> [WHAT YOU NEED TO DO] Write out each record again exactly as it stands.

== == ==

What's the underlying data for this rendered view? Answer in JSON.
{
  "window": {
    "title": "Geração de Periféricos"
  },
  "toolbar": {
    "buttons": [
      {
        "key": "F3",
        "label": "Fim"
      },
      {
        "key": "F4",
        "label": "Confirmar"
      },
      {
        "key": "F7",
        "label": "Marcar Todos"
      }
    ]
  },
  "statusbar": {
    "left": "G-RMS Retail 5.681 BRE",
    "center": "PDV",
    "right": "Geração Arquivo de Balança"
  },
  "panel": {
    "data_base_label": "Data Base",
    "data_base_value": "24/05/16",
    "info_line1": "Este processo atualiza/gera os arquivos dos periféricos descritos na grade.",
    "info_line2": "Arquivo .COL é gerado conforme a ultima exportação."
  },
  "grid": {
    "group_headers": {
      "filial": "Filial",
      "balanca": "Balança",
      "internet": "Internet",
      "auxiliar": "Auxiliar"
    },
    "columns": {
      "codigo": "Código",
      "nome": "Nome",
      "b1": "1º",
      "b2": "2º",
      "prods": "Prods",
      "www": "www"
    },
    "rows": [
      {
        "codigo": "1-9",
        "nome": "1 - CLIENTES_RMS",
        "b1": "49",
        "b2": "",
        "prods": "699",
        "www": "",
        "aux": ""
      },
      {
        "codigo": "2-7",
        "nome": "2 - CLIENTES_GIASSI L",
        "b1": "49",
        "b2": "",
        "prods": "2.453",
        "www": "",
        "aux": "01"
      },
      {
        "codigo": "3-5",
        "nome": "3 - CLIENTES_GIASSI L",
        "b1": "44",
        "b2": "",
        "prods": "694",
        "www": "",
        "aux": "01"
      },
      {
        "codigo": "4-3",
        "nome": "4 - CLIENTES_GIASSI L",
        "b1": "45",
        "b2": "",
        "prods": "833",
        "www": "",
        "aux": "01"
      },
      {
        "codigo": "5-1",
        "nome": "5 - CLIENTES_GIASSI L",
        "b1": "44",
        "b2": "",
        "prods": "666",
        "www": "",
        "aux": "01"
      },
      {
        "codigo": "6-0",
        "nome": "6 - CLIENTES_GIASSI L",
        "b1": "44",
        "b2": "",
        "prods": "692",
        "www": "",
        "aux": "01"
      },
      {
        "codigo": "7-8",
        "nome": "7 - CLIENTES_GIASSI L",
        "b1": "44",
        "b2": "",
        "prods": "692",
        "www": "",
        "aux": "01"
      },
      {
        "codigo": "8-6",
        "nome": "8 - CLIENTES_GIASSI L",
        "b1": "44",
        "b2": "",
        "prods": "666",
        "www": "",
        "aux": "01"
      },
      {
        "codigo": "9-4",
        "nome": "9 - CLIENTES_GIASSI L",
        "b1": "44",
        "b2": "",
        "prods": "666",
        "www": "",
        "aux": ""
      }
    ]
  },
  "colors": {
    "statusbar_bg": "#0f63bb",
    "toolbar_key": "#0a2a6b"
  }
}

== == ==

> [ANSWER TO THE TASK]
What's the underlying data for this rendered view? Answer in JSON.
{
  "window": {
    "title": "Geração de Periféricos"
  },
  "toolbar": {
    "buttons": [
      {
        "key": "F3",
        "label": "Fim"
      },
      {
        "key": "F4",
        "label": "Confirmar"
      },
      {
        "key": "F7",
        "label": "Marcar Todos"
      }
    ]
  },
  "statusbar": {
    "left": "G-RMS Retail 5.681 BRE",
    "center": "PDV",
    "right": "Geração Arquivo de Balança"
  },
  "panel": {
    "data_base_label": "Data Base",
    "data_base_value": "24/05/16",
    "info_line1": "Este processo atualiza/gera os arquivos dos periféricos descritos na grade.",
    "info_line2": "Arquivo .COL é gerado conforme a ultima exportação."
  },
  "grid": {
    "group_headers": {
      "filial": "Filial",
      "balanca": "Balança",
      "internet": "Internet",
      "auxiliar": "Auxiliar"
    },
    "columns": {
      "codigo": "Código",
      "nome": "Nome",
      "b1": "1º",
      "b2": "2º",
      "prods": "Prods",
      "www": "www"
    },
    "rows": [
      {
        "codigo": "1-9",
        "nome": "1 - CLIENTES_RMS",
        "b1": "49",
        "b2": "",
        "prods": "699",
        "www": "",
        "aux": ""
      },
      {
        "codigo": "2-7",
        "nome": "2 - CLIENTES_GIASSI L",
        "b1": "49",
        "b2": "",
        "prods": "2.453",
        "www": "",
        "aux": "01"
      },
      {
        "codigo": "3-5",
        "nome": "3 - CLIENTES_GIASSI L",
        "b1": "44",
        "b2": "",
        "prods": "694",
        "www": "",
        "aux": "01"
      },
      {
        "codigo": "4-3",
        "nome": "4 - CLIENTES_GIASSI L",
        "b1": "45",
        "b2": "",
        "prods": "833",
        "www": "",
        "aux": "01"
      },
      {
        "codigo": "5-1",
        "nome": "5 - CLIENTES_GIASSI L",
        "b1": "44",
        "b2": "",
        "prods": "666",
        "www": "",
        "aux": "01"
      },
      {
        "codigo": "6-0",
        "nome": "6 - CLIENTES_GIASSI L",
        "b1": "44",
        "b2": "",
        "prods": "692",
        "www": "",
        "aux": "01"
      },
      {
        "codigo": "7-8",
        "nome": "7 - CLIENTES_GIASSI L",
        "b1": "44",
        "b2": "",
        "prods": "692",
        "www": "",
        "aux": "01"
      },
      {
        "codigo": "8-6",
        "nome": "8 - CLIENTES_GIASSI L",
        "b1": "44",
        "b2": "",
        "prods": "666",
        "www": "",
        "aux": "01"
      },
      {
        "codigo": "9-4",
        "nome": "9 - CLIENTES_GIASSI L",
        "b1": "44",
        "b2": "",
        "prods": "666",
        "www": "",
        "aux": ""
      }
    ]
  },
  "colors": {
    "statusbar_bg": "#0f63bb",
    "toolbar_key": "#0a2a6b"
  }
}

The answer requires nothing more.